**PAGE TEXT:**

++++++

- Conference: Ivy League
- Record: 2–6–1 (1–5–1 Ivy)
- Head coach: Len Jardine (1st season);
- Captains: J. Batty; Tom Whidden;
- Home stadium: Brown Stadium

= 1967 Brown Bears football team =

American college football season

The 1967 Brown Bears football team was an American football team that represented Brown University during the 1967 NCAA University Division football season. Brown finished second-to-last in the Ivy League.

In their first season under head coach Len Jardine, the Bears compiled a 2–6–1 record and were outscored 206 to 77. Tom Whidden and J. Batty were the team captains.

The Bears' 1–5–1 conference record placed seventh in the Ivy League standings. They were outscored by Ivy opponents 194 to 61.

Brown played its home games at Brown Stadium in Providence, Rhode Island.

++++++

**SUPPLIED RECORDS:**
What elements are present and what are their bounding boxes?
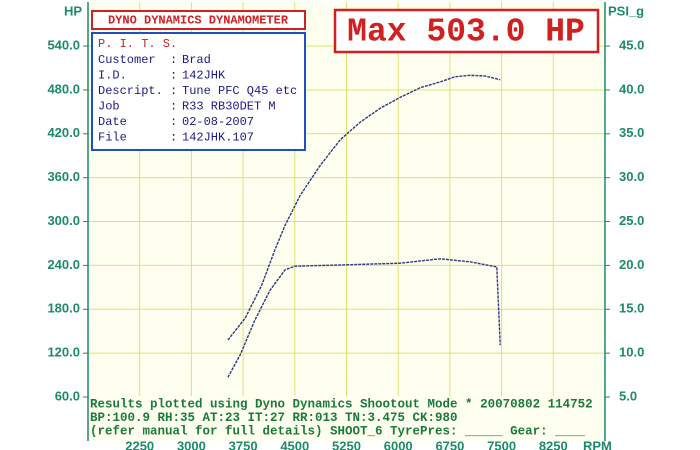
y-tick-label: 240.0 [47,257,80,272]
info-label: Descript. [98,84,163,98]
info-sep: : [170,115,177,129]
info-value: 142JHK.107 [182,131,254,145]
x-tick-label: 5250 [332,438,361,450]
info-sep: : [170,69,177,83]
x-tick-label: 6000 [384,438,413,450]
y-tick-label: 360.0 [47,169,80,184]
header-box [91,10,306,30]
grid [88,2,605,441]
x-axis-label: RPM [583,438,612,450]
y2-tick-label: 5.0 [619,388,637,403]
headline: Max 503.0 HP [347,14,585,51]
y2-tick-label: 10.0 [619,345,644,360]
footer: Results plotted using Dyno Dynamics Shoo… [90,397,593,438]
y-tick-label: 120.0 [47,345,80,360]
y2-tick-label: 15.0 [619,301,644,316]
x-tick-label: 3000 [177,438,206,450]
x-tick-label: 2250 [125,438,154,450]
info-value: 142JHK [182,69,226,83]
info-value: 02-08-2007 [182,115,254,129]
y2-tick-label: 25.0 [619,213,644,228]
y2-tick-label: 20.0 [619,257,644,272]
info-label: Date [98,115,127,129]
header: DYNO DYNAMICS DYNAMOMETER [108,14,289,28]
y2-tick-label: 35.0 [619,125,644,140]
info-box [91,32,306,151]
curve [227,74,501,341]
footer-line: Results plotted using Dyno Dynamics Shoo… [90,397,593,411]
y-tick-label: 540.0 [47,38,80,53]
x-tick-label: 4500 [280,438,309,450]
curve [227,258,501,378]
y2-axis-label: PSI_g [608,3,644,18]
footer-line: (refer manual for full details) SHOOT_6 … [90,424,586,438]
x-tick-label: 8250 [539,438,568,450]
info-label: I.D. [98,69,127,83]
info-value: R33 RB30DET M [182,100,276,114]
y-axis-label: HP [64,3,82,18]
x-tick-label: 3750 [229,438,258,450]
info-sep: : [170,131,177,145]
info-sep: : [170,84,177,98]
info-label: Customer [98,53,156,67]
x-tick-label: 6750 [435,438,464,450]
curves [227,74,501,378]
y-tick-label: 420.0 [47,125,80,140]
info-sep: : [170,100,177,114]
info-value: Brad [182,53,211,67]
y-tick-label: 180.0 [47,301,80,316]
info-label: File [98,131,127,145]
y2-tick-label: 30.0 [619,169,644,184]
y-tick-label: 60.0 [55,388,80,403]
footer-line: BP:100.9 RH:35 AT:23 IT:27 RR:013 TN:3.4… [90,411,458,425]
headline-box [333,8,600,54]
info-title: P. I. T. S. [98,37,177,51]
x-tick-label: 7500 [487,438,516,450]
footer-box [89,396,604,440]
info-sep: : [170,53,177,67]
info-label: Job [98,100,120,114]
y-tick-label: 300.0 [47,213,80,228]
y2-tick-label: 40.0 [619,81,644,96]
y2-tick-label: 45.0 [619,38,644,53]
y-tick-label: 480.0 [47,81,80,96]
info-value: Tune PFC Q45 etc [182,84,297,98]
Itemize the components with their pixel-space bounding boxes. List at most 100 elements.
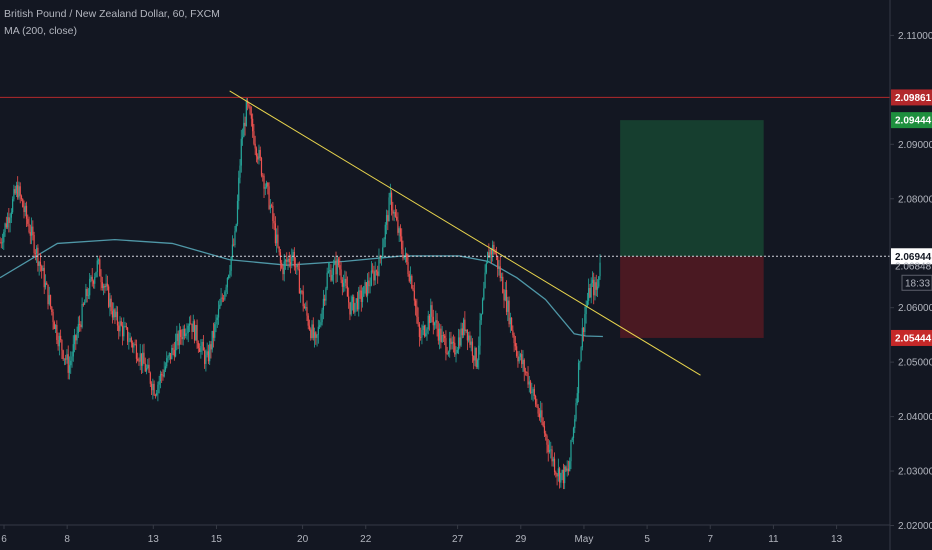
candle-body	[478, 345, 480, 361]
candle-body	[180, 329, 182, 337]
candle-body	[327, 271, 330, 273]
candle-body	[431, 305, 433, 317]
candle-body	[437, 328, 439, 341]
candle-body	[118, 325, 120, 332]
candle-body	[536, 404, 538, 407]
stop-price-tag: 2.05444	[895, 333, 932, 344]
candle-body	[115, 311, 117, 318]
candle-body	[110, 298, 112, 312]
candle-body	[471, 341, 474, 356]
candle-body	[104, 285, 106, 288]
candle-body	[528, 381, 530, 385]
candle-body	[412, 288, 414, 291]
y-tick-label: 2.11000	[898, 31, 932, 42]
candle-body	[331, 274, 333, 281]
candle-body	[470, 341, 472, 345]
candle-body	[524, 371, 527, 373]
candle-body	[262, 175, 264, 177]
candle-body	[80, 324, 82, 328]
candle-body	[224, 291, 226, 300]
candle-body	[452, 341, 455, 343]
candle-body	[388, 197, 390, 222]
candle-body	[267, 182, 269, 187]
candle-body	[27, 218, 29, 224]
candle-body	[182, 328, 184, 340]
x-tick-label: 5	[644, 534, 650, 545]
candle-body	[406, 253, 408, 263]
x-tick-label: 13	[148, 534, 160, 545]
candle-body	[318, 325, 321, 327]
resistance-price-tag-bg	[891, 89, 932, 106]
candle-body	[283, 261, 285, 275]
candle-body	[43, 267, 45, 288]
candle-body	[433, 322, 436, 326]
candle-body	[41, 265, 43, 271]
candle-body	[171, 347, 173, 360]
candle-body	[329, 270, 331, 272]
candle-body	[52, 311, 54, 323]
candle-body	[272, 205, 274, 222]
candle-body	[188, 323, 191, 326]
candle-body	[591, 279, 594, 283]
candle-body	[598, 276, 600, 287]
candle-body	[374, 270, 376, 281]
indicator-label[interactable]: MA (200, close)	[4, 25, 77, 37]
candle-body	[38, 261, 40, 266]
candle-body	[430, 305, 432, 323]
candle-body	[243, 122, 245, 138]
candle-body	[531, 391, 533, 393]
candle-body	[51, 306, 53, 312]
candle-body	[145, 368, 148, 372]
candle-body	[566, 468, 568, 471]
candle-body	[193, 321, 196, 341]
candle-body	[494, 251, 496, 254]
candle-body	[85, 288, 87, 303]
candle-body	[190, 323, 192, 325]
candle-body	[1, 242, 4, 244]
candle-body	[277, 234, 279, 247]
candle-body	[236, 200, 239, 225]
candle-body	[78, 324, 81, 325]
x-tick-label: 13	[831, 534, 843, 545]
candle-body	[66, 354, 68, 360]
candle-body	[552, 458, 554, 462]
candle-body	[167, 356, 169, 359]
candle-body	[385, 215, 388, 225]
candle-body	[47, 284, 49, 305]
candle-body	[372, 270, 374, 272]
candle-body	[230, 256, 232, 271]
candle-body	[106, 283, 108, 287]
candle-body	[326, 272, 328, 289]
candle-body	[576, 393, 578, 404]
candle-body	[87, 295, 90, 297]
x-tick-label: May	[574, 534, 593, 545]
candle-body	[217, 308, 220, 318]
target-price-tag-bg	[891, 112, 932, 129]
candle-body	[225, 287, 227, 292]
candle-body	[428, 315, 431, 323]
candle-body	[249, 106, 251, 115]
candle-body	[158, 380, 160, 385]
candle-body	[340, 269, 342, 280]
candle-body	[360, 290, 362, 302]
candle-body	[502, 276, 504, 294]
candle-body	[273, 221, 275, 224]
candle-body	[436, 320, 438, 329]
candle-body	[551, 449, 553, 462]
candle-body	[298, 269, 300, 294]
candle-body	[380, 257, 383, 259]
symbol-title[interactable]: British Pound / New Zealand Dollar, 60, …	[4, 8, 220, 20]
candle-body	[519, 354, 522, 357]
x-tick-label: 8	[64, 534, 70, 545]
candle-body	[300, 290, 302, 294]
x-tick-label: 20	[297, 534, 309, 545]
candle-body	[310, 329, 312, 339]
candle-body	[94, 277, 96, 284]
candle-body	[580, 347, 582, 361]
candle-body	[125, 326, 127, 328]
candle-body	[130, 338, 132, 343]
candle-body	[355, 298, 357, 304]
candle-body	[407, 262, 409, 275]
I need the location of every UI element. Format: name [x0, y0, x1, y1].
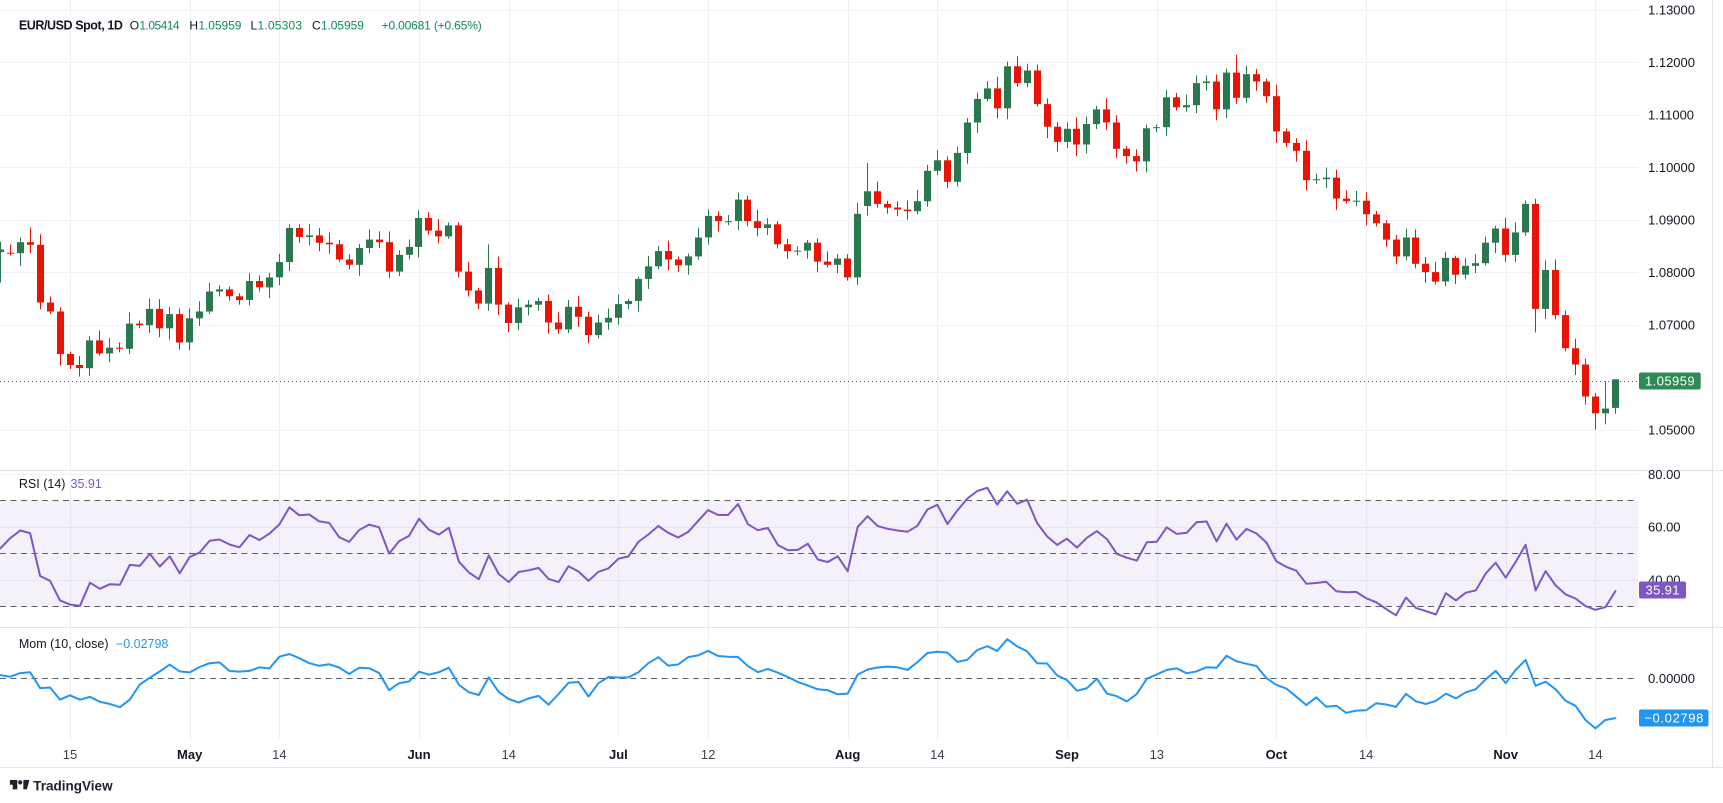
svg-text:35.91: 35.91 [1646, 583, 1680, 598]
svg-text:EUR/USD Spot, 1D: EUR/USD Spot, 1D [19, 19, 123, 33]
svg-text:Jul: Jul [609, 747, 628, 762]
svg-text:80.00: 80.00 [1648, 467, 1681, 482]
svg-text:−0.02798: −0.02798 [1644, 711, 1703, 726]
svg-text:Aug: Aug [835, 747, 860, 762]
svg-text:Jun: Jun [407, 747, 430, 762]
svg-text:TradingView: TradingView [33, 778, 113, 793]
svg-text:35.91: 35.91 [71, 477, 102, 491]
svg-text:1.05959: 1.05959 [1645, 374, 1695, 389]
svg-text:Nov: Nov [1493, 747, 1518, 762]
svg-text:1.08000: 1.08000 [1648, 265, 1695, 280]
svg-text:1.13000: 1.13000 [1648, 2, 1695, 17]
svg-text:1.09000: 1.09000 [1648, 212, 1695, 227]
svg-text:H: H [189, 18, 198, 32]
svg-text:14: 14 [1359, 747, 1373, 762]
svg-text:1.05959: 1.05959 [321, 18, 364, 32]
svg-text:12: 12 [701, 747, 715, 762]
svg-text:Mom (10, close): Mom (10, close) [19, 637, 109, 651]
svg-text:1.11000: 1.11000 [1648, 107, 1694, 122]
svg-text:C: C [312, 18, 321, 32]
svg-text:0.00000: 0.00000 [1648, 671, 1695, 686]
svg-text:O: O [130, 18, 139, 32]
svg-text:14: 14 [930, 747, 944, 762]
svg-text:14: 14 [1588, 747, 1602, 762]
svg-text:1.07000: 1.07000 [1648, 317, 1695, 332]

++++++

**WORK INSTRUCTIONS:**
1 - In the text on the 1967 Brown Bears football team, by what score did Ivy League opponents outscore the Bears?
2 - List every person named in the text on the 1967 Brown Bears football team.

**EXERCISE RESULTS:**
1 - 194 to 61.

2 - Len Jardine, J. Batty, Tom Whidden